* TASK INPUTS *

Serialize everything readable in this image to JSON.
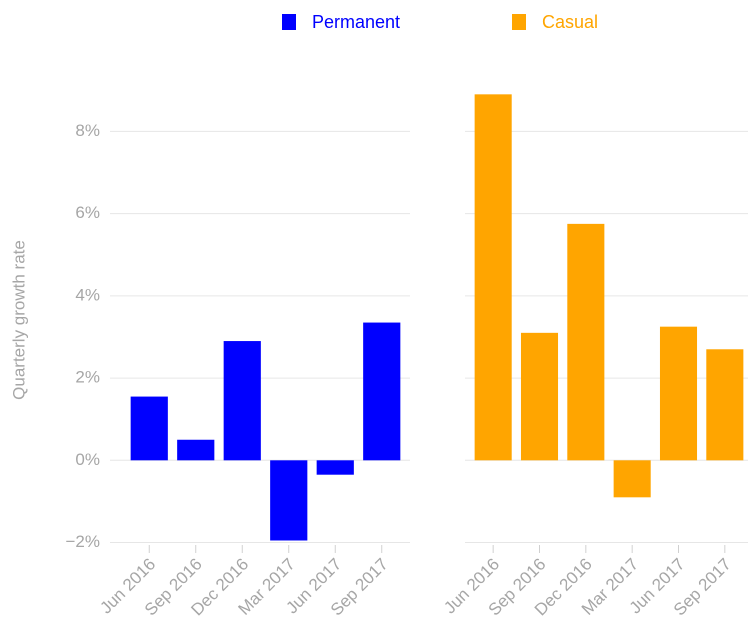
{
  "y_label": "Quarterly growth rate",
  "chart_data": [
    {
      "type": "bar",
      "categories": [
        "Jun 2016",
        "Sep 2016",
        "Dec 2016",
        "Mar 2017",
        "Jun 2017",
        "Sep 2017"
      ],
      "series": [
        {
          "name": "Permanent",
          "color": "#0000ff",
          "values": [
            1.55,
            0.5,
            2.9,
            -1.95,
            -0.35,
            3.35
          ]
        }
      ],
      "ylim": [
        -2.4,
        9.2
      ],
      "yticks": [
        {
          "value": -2,
          "label": "−2%"
        },
        {
          "value": 0,
          "label": "0%"
        },
        {
          "value": 2,
          "label": "2%"
        },
        {
          "value": 4,
          "label": "4%"
        },
        {
          "value": 6,
          "label": "6%"
        },
        {
          "value": 8,
          "label": "8%"
        }
      ],
      "grid": true
    },
    {
      "type": "bar",
      "categories": [
        "Jun 2016",
        "Sep 2016",
        "Dec 2016",
        "Mar 2017",
        "Jun 2017",
        "Sep 2017"
      ],
      "series": [
        {
          "name": "Casual",
          "color": "#ffa500",
          "values": [
            8.9,
            3.1,
            5.75,
            -0.9,
            3.25,
            2.7
          ]
        }
      ],
      "ylim": [
        -2.4,
        9.2
      ],
      "yticks": [
        -2,
        0,
        2,
        4,
        6,
        8
      ],
      "grid": true
    }
  ]
}
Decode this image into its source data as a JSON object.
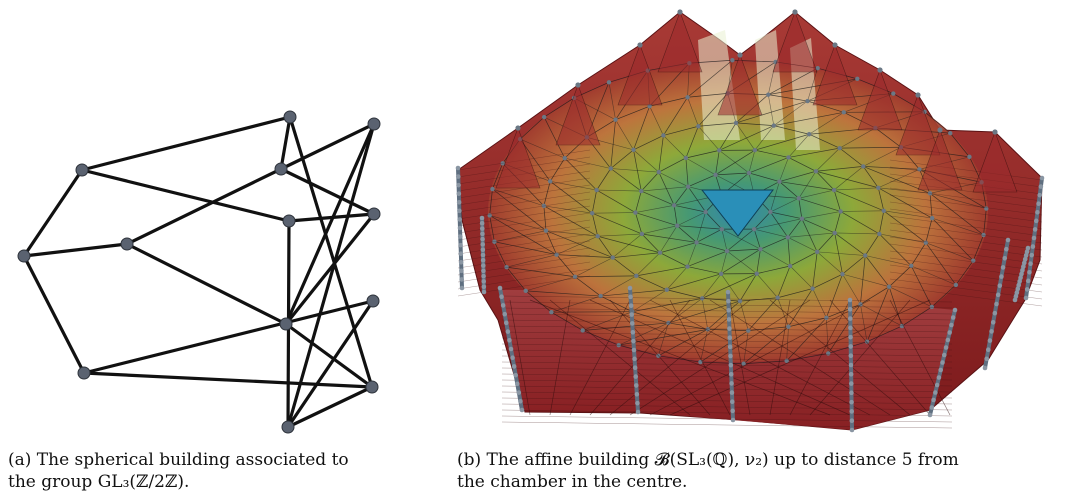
{
  "figure_a": {
    "edge_color": "#111111",
    "node_color": "#5a6270",
    "caption_lines": [
      "(a) The spherical building associated to",
      "the group GL₃(ℤ/2ℤ)."
    ]
  },
  "figure_b": {
    "palette": {
      "outer": "#8e1f22",
      "mid": "#b96a3b",
      "inner": "#7fa832",
      "centre": "#2a8fb8",
      "pole": "#5f6f80"
    },
    "caption_lines": [
      "(b) The affine building 𝓑(SL₃(ℚ), ν₂) up to distance 5 from",
      "the chamber in the centre."
    ]
  }
}
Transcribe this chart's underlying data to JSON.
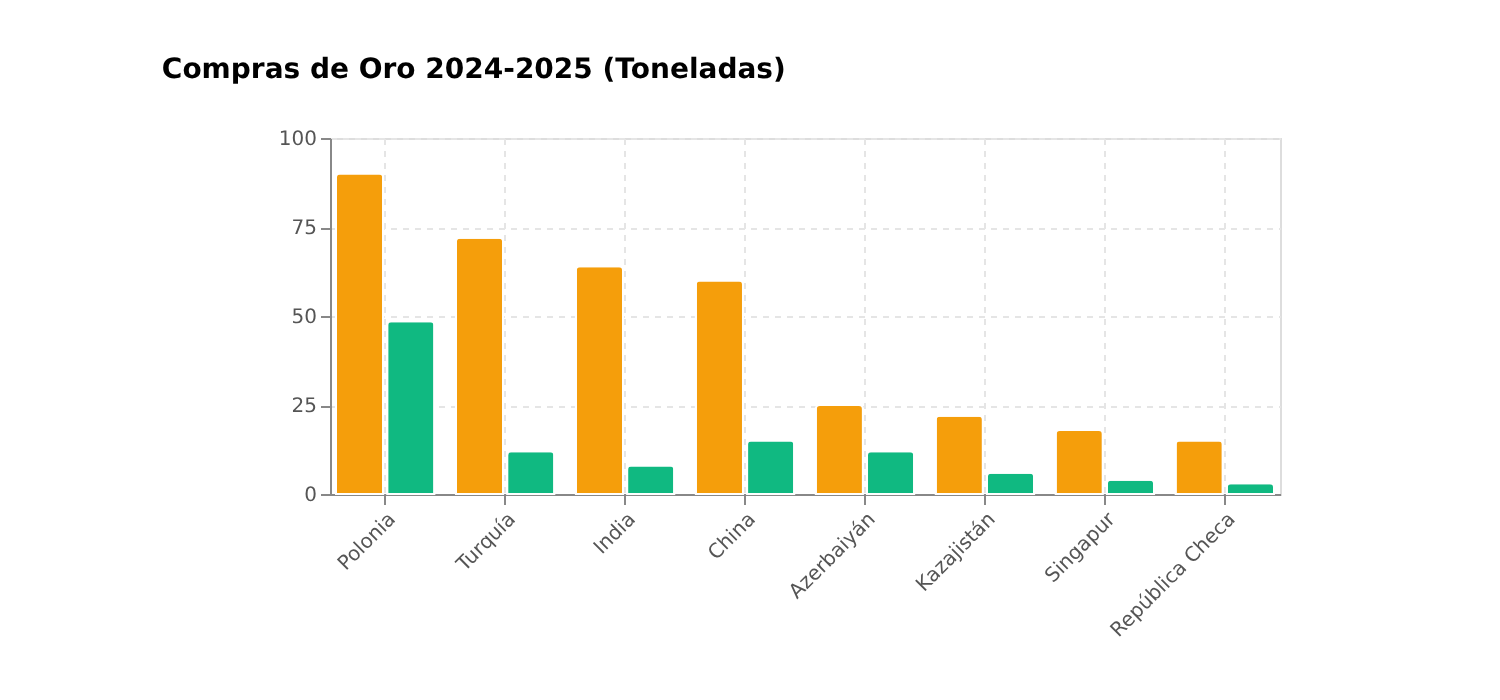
{
  "chart_data": {
    "type": "bar",
    "title": "Compras de Oro 2024-2025 (Toneladas)",
    "categories": [
      "Polonia",
      "Turquía",
      "India",
      "China",
      "Azerbaiyán",
      "Kazajistán",
      "Singapur",
      "República Checa"
    ],
    "series": [
      {
        "color": "#f59e0b",
        "values": [
          90,
          72,
          64,
          60,
          25,
          22,
          18,
          15
        ]
      },
      {
        "color": "#10b981",
        "values": [
          48.5,
          12,
          8,
          15,
          12,
          6,
          4,
          3
        ]
      }
    ],
    "ylim": [
      0,
      100
    ],
    "yticks": [
      0,
      25,
      50,
      75,
      100
    ],
    "grid": true,
    "legend": false
  }
}
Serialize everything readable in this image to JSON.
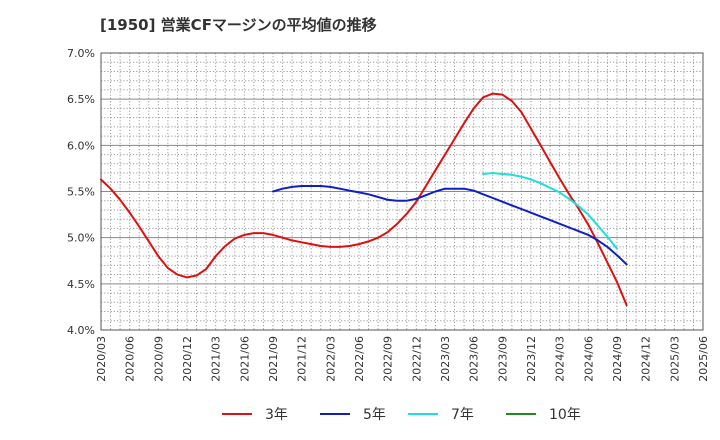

* INSTRUCTIONS FOR THE TASK *
Give back each entry exactly as it appears, with no pictures.

* ANSWER TO THE EXERCISE *
Serialize everything readable in this image to JSON.
{
  "y_label": "Quarterly growth rate",
  "chart_data": [
    {
      "type": "bar",
      "categories": [
        "Jun 2016",
        "Sep 2016",
        "Dec 2016",
        "Mar 2017",
        "Jun 2017",
        "Sep 2017"
      ],
      "series": [
        {
          "name": "Permanent",
          "color": "#0000ff",
          "values": [
            1.55,
            0.5,
            2.9,
            -1.95,
            -0.35,
            3.35
          ]
        }
      ],
      "ylim": [
        -2.4,
        9.2
      ],
      "yticks": [
        {
          "value": -2,
          "label": "−2%"
        },
        {
          "value": 0,
          "label": "0%"
        },
        {
          "value": 2,
          "label": "2%"
        },
        {
          "value": 4,
          "label": "4%"
        },
        {
          "value": 6,
          "label": "6%"
        },
        {
          "value": 8,
          "label": "8%"
        }
      ],
      "grid": true
    },
    {
      "type": "bar",
      "categories": [
        "Jun 2016",
        "Sep 2016",
        "Dec 2016",
        "Mar 2017",
        "Jun 2017",
        "Sep 2017"
      ],
      "series": [
        {
          "name": "Casual",
          "color": "#ffa500",
          "values": [
            8.9,
            3.1,
            5.75,
            -0.9,
            3.25,
            2.7
          ]
        }
      ],
      "ylim": [
        -2.4,
        9.2
      ],
      "yticks": [
        -2,
        0,
        2,
        4,
        6,
        8
      ],
      "grid": true
    }
  ]
}
Decode this image into its source data as a JSON object.
{
  "figure_a": {
    "edge_color": "#111111",
    "node_color": "#5a6270",
    "caption_lines": [
      "(a) The spherical building associated to",
      "the group GL₃(ℤ/2ℤ)."
    ]
  },
  "figure_b": {
    "palette": {
      "outer": "#8e1f22",
      "mid": "#b96a3b",
      "inner": "#7fa832",
      "centre": "#2a8fb8",
      "pole": "#5f6f80"
    },
    "caption_lines": [
      "(b) The affine building 𝓑(SL₃(ℚ), ν₂) up to distance 5 from",
      "the chamber in the centre."
    ]
  }
}
Transcribe this chart's underlying data to JSON.
{
  "chart_data": {
    "type": "bar",
    "title": "Compras de Oro 2024-2025 (Toneladas)",
    "categories": [
      "Polonia",
      "Turquía",
      "India",
      "China",
      "Azerbaiyán",
      "Kazajistán",
      "Singapur",
      "República Checa"
    ],
    "series": [
      {
        "color": "#f59e0b",
        "values": [
          90,
          72,
          64,
          60,
          25,
          22,
          18,
          15
        ]
      },
      {
        "color": "#10b981",
        "values": [
          48.5,
          12,
          8,
          15,
          12,
          6,
          4,
          3
        ]
      }
    ],
    "ylim": [
      0,
      100
    ],
    "yticks": [
      0,
      25,
      50,
      75,
      100
    ],
    "grid": true,
    "legend": false
  }
}
Serialize everything readable in this image to JSON.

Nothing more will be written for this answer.